List all lines of the data containing the word "JSON".

■ MATERIAL FOR THE TASK ■
——————
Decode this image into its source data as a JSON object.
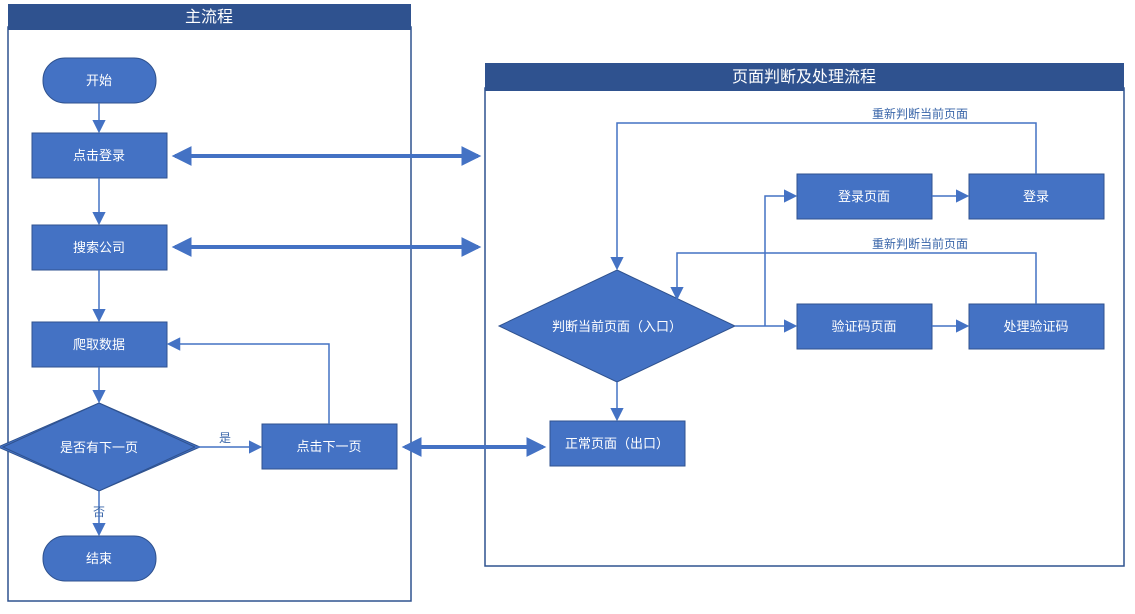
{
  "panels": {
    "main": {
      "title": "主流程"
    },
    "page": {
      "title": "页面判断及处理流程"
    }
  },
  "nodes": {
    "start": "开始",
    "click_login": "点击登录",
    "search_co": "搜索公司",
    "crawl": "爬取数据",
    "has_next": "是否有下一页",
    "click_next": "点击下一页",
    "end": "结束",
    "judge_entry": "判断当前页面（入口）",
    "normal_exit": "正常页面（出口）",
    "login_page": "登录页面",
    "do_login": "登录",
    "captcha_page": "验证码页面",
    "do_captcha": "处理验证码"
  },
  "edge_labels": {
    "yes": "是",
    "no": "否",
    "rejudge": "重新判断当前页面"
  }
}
——————
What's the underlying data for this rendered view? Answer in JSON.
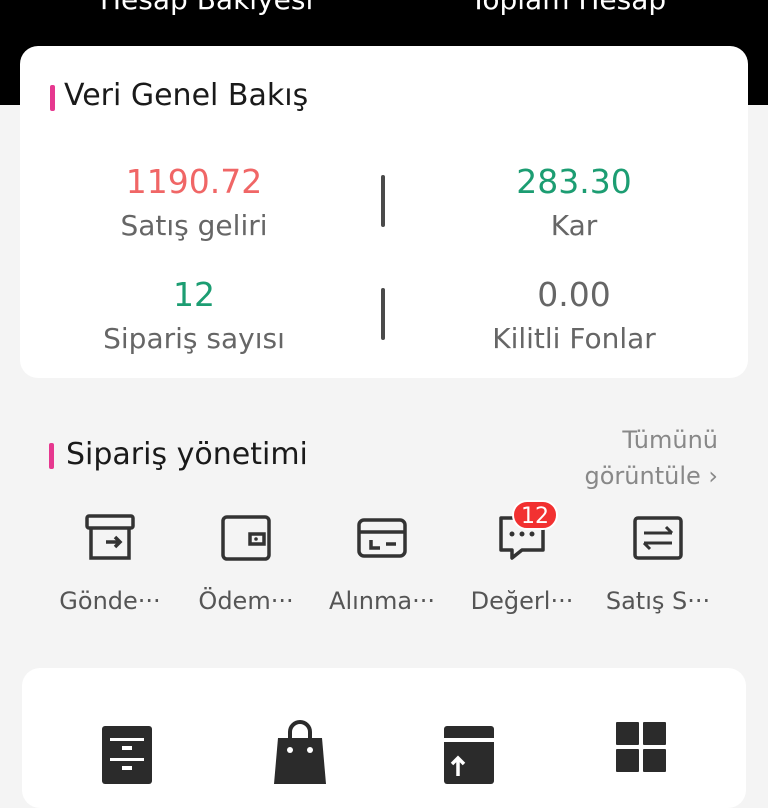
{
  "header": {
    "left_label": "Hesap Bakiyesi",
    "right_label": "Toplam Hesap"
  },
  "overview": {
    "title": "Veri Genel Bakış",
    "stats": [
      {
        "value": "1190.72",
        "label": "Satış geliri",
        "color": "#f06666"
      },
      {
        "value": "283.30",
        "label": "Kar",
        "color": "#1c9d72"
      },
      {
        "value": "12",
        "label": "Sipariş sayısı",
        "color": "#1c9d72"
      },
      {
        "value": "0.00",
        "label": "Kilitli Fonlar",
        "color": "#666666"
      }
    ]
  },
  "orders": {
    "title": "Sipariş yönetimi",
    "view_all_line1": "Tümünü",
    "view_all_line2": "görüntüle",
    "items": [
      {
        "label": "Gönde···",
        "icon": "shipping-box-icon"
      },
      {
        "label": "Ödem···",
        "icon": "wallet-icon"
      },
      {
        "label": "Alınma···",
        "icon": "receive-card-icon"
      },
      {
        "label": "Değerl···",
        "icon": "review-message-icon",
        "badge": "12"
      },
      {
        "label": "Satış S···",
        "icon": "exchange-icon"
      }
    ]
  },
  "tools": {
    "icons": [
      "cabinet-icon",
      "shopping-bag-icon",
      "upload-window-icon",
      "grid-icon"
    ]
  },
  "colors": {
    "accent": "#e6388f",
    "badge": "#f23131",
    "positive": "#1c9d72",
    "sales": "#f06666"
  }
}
——————
■ SOLUTION TO THIS PROBLEM ■
Decode this image into its source data as a JSON object.
What's the underlying data for this rendered view? Answer in JSON.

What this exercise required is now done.